Given instruction: Go through the listing and pick out each line with the word "materia" in it.

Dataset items

* * *

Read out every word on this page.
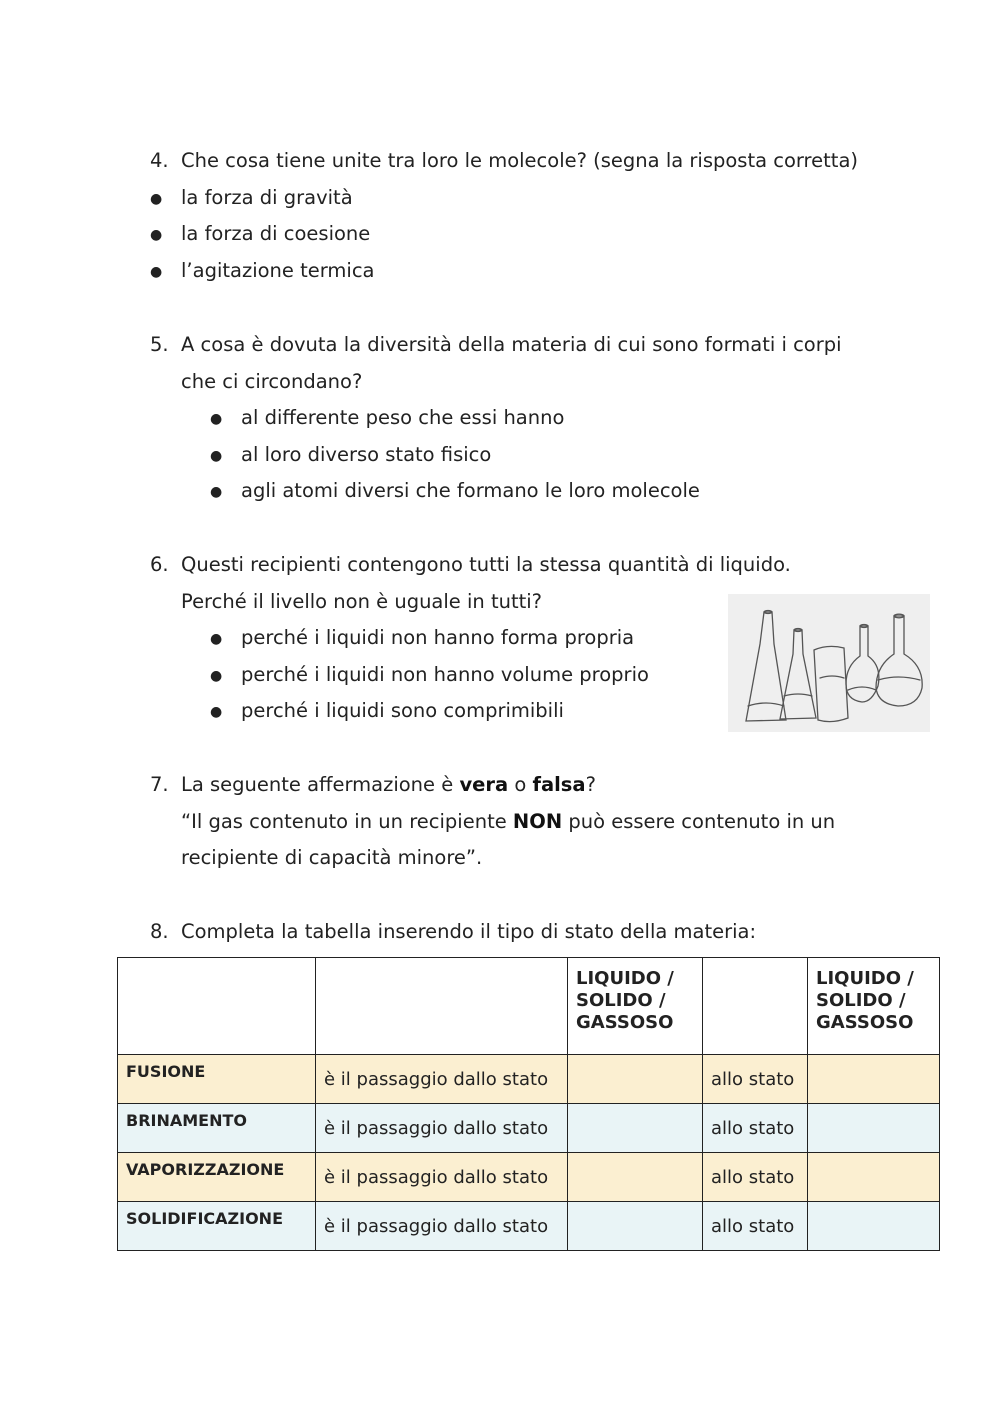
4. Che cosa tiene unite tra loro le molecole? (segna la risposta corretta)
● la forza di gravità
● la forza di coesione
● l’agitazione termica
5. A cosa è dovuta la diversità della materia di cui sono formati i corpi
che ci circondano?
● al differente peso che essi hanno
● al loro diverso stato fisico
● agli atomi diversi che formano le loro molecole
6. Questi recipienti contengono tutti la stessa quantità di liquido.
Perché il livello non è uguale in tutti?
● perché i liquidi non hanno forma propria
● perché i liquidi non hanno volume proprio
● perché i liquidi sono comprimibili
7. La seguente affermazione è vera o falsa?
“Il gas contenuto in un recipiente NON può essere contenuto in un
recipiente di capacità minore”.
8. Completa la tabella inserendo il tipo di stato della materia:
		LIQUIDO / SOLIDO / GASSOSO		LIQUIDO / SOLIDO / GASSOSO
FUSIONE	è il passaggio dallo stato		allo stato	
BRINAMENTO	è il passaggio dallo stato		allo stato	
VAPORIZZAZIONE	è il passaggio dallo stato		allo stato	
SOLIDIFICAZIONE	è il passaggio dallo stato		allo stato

* * *

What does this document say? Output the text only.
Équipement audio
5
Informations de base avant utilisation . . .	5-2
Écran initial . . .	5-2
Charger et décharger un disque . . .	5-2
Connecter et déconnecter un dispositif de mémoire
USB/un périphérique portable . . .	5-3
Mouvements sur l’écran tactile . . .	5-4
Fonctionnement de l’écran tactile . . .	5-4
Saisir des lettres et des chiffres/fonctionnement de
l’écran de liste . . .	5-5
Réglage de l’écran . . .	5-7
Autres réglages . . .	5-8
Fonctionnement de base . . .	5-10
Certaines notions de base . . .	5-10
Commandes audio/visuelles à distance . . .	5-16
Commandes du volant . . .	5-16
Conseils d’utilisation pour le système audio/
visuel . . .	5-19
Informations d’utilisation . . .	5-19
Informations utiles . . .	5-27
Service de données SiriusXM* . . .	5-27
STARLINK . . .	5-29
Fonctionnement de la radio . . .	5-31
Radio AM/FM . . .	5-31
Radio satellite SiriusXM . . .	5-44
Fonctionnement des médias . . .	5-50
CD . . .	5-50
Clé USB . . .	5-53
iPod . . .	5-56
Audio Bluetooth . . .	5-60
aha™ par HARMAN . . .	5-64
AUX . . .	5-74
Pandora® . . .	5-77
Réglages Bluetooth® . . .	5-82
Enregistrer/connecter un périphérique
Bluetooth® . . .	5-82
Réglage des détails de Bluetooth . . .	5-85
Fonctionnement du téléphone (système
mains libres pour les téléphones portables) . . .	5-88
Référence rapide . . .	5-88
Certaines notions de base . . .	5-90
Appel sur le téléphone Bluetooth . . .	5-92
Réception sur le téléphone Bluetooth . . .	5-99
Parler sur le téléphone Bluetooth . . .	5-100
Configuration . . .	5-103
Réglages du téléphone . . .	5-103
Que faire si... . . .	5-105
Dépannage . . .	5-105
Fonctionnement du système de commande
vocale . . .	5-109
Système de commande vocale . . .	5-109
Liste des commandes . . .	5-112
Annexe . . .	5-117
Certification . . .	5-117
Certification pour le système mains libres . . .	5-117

* * *

Solution below:
5. A cosa è dovuta la diversità della materia di cui sono formati i corpi
8. Completa la tabella inserendo il tipo di stato della materia:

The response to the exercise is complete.